§ **AVAILABLE RECORDS**
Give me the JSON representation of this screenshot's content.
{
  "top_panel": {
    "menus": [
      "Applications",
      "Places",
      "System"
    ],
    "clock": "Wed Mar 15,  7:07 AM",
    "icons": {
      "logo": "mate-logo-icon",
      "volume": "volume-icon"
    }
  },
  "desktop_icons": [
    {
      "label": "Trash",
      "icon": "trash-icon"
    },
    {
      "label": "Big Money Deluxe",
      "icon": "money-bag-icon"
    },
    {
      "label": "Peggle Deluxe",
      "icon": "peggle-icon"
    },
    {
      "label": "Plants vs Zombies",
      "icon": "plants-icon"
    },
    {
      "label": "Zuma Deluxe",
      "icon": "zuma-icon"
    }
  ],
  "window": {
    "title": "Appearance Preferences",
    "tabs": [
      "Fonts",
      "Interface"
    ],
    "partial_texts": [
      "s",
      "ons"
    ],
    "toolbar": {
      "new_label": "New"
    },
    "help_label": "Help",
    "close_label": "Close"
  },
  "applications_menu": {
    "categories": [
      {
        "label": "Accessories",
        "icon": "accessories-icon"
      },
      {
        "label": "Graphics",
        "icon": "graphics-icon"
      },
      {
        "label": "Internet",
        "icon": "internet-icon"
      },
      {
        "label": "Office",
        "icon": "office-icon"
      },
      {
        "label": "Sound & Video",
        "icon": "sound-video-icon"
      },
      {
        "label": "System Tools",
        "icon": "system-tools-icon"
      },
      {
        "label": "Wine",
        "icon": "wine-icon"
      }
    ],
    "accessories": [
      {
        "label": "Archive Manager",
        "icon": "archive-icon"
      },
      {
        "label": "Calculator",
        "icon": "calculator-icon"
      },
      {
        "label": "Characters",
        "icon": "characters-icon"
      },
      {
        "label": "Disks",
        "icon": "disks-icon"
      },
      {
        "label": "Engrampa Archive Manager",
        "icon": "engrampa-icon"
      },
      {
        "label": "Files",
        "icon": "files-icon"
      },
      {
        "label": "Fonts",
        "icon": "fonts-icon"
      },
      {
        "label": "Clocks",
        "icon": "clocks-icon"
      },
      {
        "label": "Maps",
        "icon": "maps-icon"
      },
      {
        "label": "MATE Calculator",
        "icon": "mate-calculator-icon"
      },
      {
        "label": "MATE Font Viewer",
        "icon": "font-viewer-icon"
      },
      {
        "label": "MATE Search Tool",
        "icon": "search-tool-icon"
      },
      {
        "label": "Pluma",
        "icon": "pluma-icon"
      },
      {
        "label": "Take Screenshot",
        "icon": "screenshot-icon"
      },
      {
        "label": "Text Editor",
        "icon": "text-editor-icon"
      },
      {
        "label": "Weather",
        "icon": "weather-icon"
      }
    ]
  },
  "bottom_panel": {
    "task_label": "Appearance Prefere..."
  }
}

§ **PROBLEM REQUIREMENTS**
Go through the records above and copy every line with the word "Manager".

§ **RESULT OF THE TASK**
        "label": "Archive Manager",
        "label": "Engrampa Archive Manager",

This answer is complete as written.